Structured figure records
----

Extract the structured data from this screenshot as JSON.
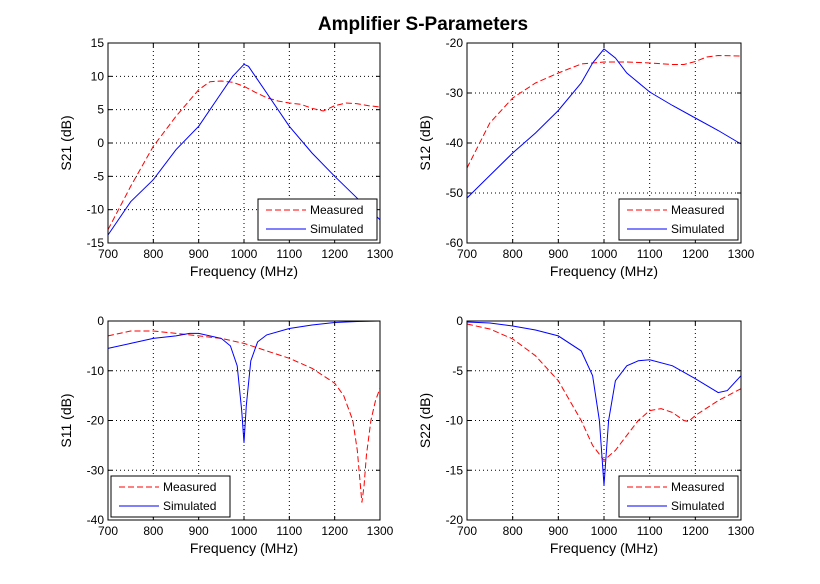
{
  "figure_title": "Amplifier S-Parameters",
  "colors": {
    "measured": "#ff0000",
    "simulated": "#0000ff",
    "axes": "#000000",
    "grid": "#000000"
  },
  "chart_data": [
    {
      "id": "s21",
      "type": "line",
      "xlabel": "Frequency (MHz)",
      "ylabel": "S21 (dB)",
      "xlim": [
        700,
        1300
      ],
      "ylim": [
        -15,
        15
      ],
      "xticks": [
        700,
        800,
        900,
        1000,
        1100,
        1200,
        1300
      ],
      "yticks": [
        -15,
        -10,
        -5,
        0,
        5,
        10,
        15
      ],
      "grid": true,
      "legend_location": "bottom-right",
      "series": [
        {
          "name": "Measured",
          "style": "dashed",
          "x": [
            700,
            750,
            800,
            850,
            900,
            925,
            950,
            975,
            1000,
            1025,
            1050,
            1075,
            1100,
            1125,
            1150,
            1175,
            1200,
            1225,
            1250,
            1275,
            1300
          ],
          "y": [
            -13,
            -6.5,
            -0.5,
            4,
            8,
            9.2,
            9.3,
            9.1,
            8.5,
            7.6,
            6.8,
            6.3,
            6,
            5.8,
            5.2,
            4.8,
            5.6,
            6,
            5.9,
            5.6,
            5.4
          ]
        },
        {
          "name": "Simulated",
          "style": "solid",
          "x": [
            700,
            750,
            800,
            850,
            900,
            950,
            975,
            1000,
            1010,
            1025,
            1050,
            1100,
            1150,
            1200,
            1250,
            1300
          ],
          "y": [
            -13.8,
            -8.8,
            -5.5,
            -1,
            2.5,
            7.5,
            10,
            11.8,
            11.5,
            10,
            7.5,
            2.5,
            -1.5,
            -5,
            -8.3,
            -11.5
          ]
        }
      ]
    },
    {
      "id": "s12",
      "type": "line",
      "xlabel": "Frequency (MHz)",
      "ylabel": "S12 (dB)",
      "xlim": [
        700,
        1300
      ],
      "ylim": [
        -60,
        -20
      ],
      "xticks": [
        700,
        800,
        900,
        1000,
        1100,
        1200,
        1300
      ],
      "yticks": [
        -60,
        -50,
        -40,
        -30,
        -20
      ],
      "grid": true,
      "legend_location": "bottom-right",
      "series": [
        {
          "name": "Measured",
          "style": "dashed",
          "x": [
            700,
            750,
            800,
            850,
            900,
            950,
            1000,
            1050,
            1100,
            1150,
            1175,
            1200,
            1225,
            1250,
            1300
          ],
          "y": [
            -45,
            -36,
            -31,
            -28,
            -26,
            -24.2,
            -23.8,
            -23.8,
            -24,
            -24.3,
            -24.3,
            -23.7,
            -22.8,
            -22.5,
            -22.6
          ]
        },
        {
          "name": "Simulated",
          "style": "solid",
          "x": [
            700,
            750,
            800,
            850,
            900,
            950,
            975,
            1000,
            1025,
            1050,
            1100,
            1150,
            1200,
            1250,
            1300
          ],
          "y": [
            -51,
            -46.5,
            -42,
            -38,
            -33.5,
            -28,
            -24,
            -21.2,
            -23,
            -26,
            -29.8,
            -32.5,
            -35,
            -37.5,
            -40.2
          ]
        }
      ]
    },
    {
      "id": "s11",
      "type": "line",
      "xlabel": "Frequency (MHz)",
      "ylabel": "S11 (dB)",
      "xlim": [
        700,
        1300
      ],
      "ylim": [
        -40,
        0
      ],
      "xticks": [
        700,
        800,
        900,
        1000,
        1100,
        1200,
        1300
      ],
      "yticks": [
        -40,
        -30,
        -20,
        -10,
        0
      ],
      "grid": true,
      "legend_location": "bottom-left",
      "series": [
        {
          "name": "Measured",
          "style": "dashed",
          "x": [
            700,
            750,
            800,
            850,
            900,
            950,
            1000,
            1050,
            1100,
            1150,
            1200,
            1220,
            1240,
            1250,
            1260,
            1265,
            1270,
            1280,
            1290,
            1300
          ],
          "y": [
            -3,
            -2,
            -2,
            -2.5,
            -3,
            -3.5,
            -4.5,
            -6,
            -7.5,
            -9.5,
            -12.5,
            -15,
            -20,
            -26,
            -36.5,
            -33,
            -27,
            -20,
            -16,
            -13.5
          ]
        },
        {
          "name": "Simulated",
          "style": "solid",
          "x": [
            700,
            750,
            800,
            850,
            880,
            900,
            950,
            970,
            985,
            995,
            1000,
            1005,
            1015,
            1030,
            1050,
            1100,
            1150,
            1200,
            1250,
            1300
          ],
          "y": [
            -5.5,
            -4.5,
            -3.5,
            -3,
            -2.5,
            -2.5,
            -3.5,
            -5,
            -9,
            -18,
            -24.5,
            -17,
            -8,
            -4.2,
            -2.8,
            -1.5,
            -0.8,
            -0.3,
            -0.1,
            0
          ]
        }
      ]
    },
    {
      "id": "s22",
      "type": "line",
      "xlabel": "Frequency (MHz)",
      "ylabel": "S22 (dB)",
      "xlim": [
        700,
        1300
      ],
      "ylim": [
        -20,
        0
      ],
      "xticks": [
        700,
        800,
        900,
        1000,
        1100,
        1200,
        1300
      ],
      "yticks": [
        -20,
        -15,
        -10,
        -5,
        0
      ],
      "grid": true,
      "legend_location": "bottom-right",
      "series": [
        {
          "name": "Measured",
          "style": "dashed",
          "x": [
            700,
            750,
            800,
            850,
            900,
            950,
            975,
            1000,
            1025,
            1050,
            1075,
            1100,
            1125,
            1150,
            1175,
            1185,
            1200,
            1250,
            1300
          ],
          "y": [
            -0.3,
            -0.8,
            -1.8,
            -3.5,
            -6,
            -10,
            -12.5,
            -14,
            -13,
            -11.5,
            -10,
            -9,
            -8.8,
            -9.2,
            -10,
            -10.1,
            -9.5,
            -8,
            -6.8
          ]
        },
        {
          "name": "Simulated",
          "style": "solid",
          "x": [
            700,
            750,
            800,
            850,
            900,
            950,
            975,
            990,
            1000,
            1010,
            1025,
            1050,
            1075,
            1100,
            1150,
            1200,
            1250,
            1270,
            1300
          ],
          "y": [
            -0.1,
            -0.2,
            -0.5,
            -0.9,
            -1.5,
            -3,
            -5.5,
            -10,
            -16.5,
            -10,
            -6,
            -4.5,
            -4,
            -3.9,
            -4.5,
            -5.8,
            -7.2,
            -7,
            -5.5
          ]
        }
      ]
    }
  ]
}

----

» PROMPT
Repeat the data exactly, dropping every picture it holds.

» FULL ANSWER
Extract the structured data from this screenshot as JSON.
{
  "figure_title": "Amplifier S-Parameters",
  "colors": {
    "measured": "#ff0000",
    "simulated": "#0000ff",
    "axes": "#000000",
    "grid": "#000000"
  },
  "chart_data": [
    {
      "id": "s21",
      "type": "line",
      "xlabel": "Frequency (MHz)",
      "ylabel": "S21 (dB)",
      "xlim": [
        700,
        1300
      ],
      "ylim": [
        -15,
        15
      ],
      "xticks": [
        700,
        800,
        900,
        1000,
        1100,
        1200,
        1300
      ],
      "yticks": [
        -15,
        -10,
        -5,
        0,
        5,
        10,
        15
      ],
      "grid": true,
      "legend_location": "bottom-right",
      "series": [
        {
          "name": "Measured",
          "style": "dashed",
          "x": [
            700,
            750,
            800,
            850,
            900,
            925,
            950,
            975,
            1000,
            1025,
            1050,
            1075,
            1100,
            1125,
            1150,
            1175,
            1200,
            1225,
            1250,
            1275,
            1300
          ],
          "y": [
            -13,
            -6.5,
            -0.5,
            4,
            8,
            9.2,
            9.3,
            9.1,
            8.5,
            7.6,
            6.8,
            6.3,
            6,
            5.8,
            5.2,
            4.8,
            5.6,
            6,
            5.9,
            5.6,
            5.4
          ]
        },
        {
          "name": "Simulated",
          "style": "solid",
          "x": [
            700,
            750,
            800,
            850,
            900,
            950,
            975,
            1000,
            1010,
            1025,
            1050,
            1100,
            1150,
            1200,
            1250,
            1300
          ],
          "y": [
            -13.8,
            -8.8,
            -5.5,
            -1,
            2.5,
            7.5,
            10,
            11.8,
            11.5,
            10,
            7.5,
            2.5,
            -1.5,
            -5,
            -8.3,
            -11.5
          ]
        }
      ]
    },
    {
      "id": "s12",
      "type": "line",
      "xlabel": "Frequency (MHz)",
      "ylabel": "S12 (dB)",
      "xlim": [
        700,
        1300
      ],
      "ylim": [
        -60,
        -20
      ],
      "xticks": [
        700,
        800,
        900,
        1000,
        1100,
        1200,
        1300
      ],
      "yticks": [
        -60,
        -50,
        -40,
        -30,
        -20
      ],
      "grid": true,
      "legend_location": "bottom-right",
      "series": [
        {
          "name": "Measured",
          "style": "dashed",
          "x": [
            700,
            750,
            800,
            850,
            900,
            950,
            1000,
            1050,
            1100,
            1150,
            1175,
            1200,
            1225,
            1250,
            1300
          ],
          "y": [
            -45,
            -36,
            -31,
            -28,
            -26,
            -24.2,
            -23.8,
            -23.8,
            -24,
            -24.3,
            -24.3,
            -23.7,
            -22.8,
            -22.5,
            -22.6
          ]
        },
        {
          "name": "Simulated",
          "style": "solid",
          "x": [
            700,
            750,
            800,
            850,
            900,
            950,
            975,
            1000,
            1025,
            1050,
            1100,
            1150,
            1200,
            1250,
            1300
          ],
          "y": [
            -51,
            -46.5,
            -42,
            -38,
            -33.5,
            -28,
            -24,
            -21.2,
            -23,
            -26,
            -29.8,
            -32.5,
            -35,
            -37.5,
            -40.2
          ]
        }
      ]
    },
    {
      "id": "s11",
      "type": "line",
      "xlabel": "Frequency (MHz)",
      "ylabel": "S11 (dB)",
      "xlim": [
        700,
        1300
      ],
      "ylim": [
        -40,
        0
      ],
      "xticks": [
        700,
        800,
        900,
        1000,
        1100,
        1200,
        1300
      ],
      "yticks": [
        -40,
        -30,
        -20,
        -10,
        0
      ],
      "grid": true,
      "legend_location": "bottom-left",
      "series": [
        {
          "name": "Measured",
          "style": "dashed",
          "x": [
            700,
            750,
            800,
            850,
            900,
            950,
            1000,
            1050,
            1100,
            1150,
            1200,
            1220,
            1240,
            1250,
            1260,
            1265,
            1270,
            1280,
            1290,
            1300
          ],
          "y": [
            -3,
            -2,
            -2,
            -2.5,
            -3,
            -3.5,
            -4.5,
            -6,
            -7.5,
            -9.5,
            -12.5,
            -15,
            -20,
            -26,
            -36.5,
            -33,
            -27,
            -20,
            -16,
            -13.5
          ]
        },
        {
          "name": "Simulated",
          "style": "solid",
          "x": [
            700,
            750,
            800,
            850,
            880,
            900,
            950,
            970,
            985,
            995,
            1000,
            1005,
            1015,
            1030,
            1050,
            1100,
            1150,
            1200,
            1250,
            1300
          ],
          "y": [
            -5.5,
            -4.5,
            -3.5,
            -3,
            -2.5,
            -2.5,
            -3.5,
            -5,
            -9,
            -18,
            -24.5,
            -17,
            -8,
            -4.2,
            -2.8,
            -1.5,
            -0.8,
            -0.3,
            -0.1,
            0
          ]
        }
      ]
    },
    {
      "id": "s22",
      "type": "line",
      "xlabel": "Frequency (MHz)",
      "ylabel": "S22 (dB)",
      "xlim": [
        700,
        1300
      ],
      "ylim": [
        -20,
        0
      ],
      "xticks": [
        700,
        800,
        900,
        1000,
        1100,
        1200,
        1300
      ],
      "yticks": [
        -20,
        -15,
        -10,
        -5,
        0
      ],
      "grid": true,
      "legend_location": "bottom-right",
      "series": [
        {
          "name": "Measured",
          "style": "dashed",
          "x": [
            700,
            750,
            800,
            850,
            900,
            950,
            975,
            1000,
            1025,
            1050,
            1075,
            1100,
            1125,
            1150,
            1175,
            1185,
            1200,
            1250,
            1300
          ],
          "y": [
            -0.3,
            -0.8,
            -1.8,
            -3.5,
            -6,
            -10,
            -12.5,
            -14,
            -13,
            -11.5,
            -10,
            -9,
            -8.8,
            -9.2,
            -10,
            -10.1,
            -9.5,
            -8,
            -6.8
          ]
        },
        {
          "name": "Simulated",
          "style": "solid",
          "x": [
            700,
            750,
            800,
            850,
            900,
            950,
            975,
            990,
            1000,
            1010,
            1025,
            1050,
            1075,
            1100,
            1150,
            1200,
            1250,
            1270,
            1300
          ],
          "y": [
            -0.1,
            -0.2,
            -0.5,
            -0.9,
            -1.5,
            -3,
            -5.5,
            -10,
            -16.5,
            -10,
            -6,
            -4.5,
            -4,
            -3.9,
            -4.5,
            -5.8,
            -7.2,
            -7,
            -5.5
          ]
        }
      ]
    }
  ]
}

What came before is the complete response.